→ **Exercise objective**: Using the material below, copy every line where "care" appears.

** start Information supplied **

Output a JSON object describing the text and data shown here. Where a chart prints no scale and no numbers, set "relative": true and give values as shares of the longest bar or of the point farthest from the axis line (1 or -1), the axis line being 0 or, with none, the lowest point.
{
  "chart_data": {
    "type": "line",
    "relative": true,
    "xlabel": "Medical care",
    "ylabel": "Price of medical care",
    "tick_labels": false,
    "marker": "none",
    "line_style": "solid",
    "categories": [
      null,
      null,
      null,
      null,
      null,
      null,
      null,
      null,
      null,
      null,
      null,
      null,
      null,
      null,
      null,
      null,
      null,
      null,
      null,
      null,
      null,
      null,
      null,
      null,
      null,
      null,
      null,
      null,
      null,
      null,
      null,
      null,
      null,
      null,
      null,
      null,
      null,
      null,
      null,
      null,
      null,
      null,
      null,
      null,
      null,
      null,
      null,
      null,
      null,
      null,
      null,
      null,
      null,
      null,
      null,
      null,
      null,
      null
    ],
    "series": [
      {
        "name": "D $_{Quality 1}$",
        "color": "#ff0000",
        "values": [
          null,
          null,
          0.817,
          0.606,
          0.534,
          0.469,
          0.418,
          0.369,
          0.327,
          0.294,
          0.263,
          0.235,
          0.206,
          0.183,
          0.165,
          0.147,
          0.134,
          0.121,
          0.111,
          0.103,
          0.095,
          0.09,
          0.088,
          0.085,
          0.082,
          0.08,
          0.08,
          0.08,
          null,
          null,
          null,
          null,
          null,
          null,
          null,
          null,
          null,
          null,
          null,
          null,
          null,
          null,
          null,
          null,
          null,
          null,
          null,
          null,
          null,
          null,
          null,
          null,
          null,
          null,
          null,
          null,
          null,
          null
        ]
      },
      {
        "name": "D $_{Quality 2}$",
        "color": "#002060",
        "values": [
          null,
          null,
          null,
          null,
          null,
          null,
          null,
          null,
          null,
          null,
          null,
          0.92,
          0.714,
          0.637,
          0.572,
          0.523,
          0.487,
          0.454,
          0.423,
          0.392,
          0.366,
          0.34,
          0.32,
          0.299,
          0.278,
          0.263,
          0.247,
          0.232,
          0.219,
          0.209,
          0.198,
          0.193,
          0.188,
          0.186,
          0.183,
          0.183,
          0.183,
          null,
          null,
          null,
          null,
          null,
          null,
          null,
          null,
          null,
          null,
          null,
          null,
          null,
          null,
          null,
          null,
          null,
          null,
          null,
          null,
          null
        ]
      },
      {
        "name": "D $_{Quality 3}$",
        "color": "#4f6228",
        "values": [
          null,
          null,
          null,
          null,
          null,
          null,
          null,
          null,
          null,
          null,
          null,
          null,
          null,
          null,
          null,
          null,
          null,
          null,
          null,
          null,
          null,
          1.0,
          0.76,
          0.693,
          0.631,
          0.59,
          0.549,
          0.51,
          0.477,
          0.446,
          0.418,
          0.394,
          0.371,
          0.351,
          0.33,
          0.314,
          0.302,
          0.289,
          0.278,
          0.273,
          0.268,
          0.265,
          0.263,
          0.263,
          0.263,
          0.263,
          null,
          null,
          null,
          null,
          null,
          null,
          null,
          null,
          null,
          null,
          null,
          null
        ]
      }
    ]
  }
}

** end Information supplied **

→ **Reply to the task**:
    "xlabel": "Medical care",
    "ylabel": "Price of medical care",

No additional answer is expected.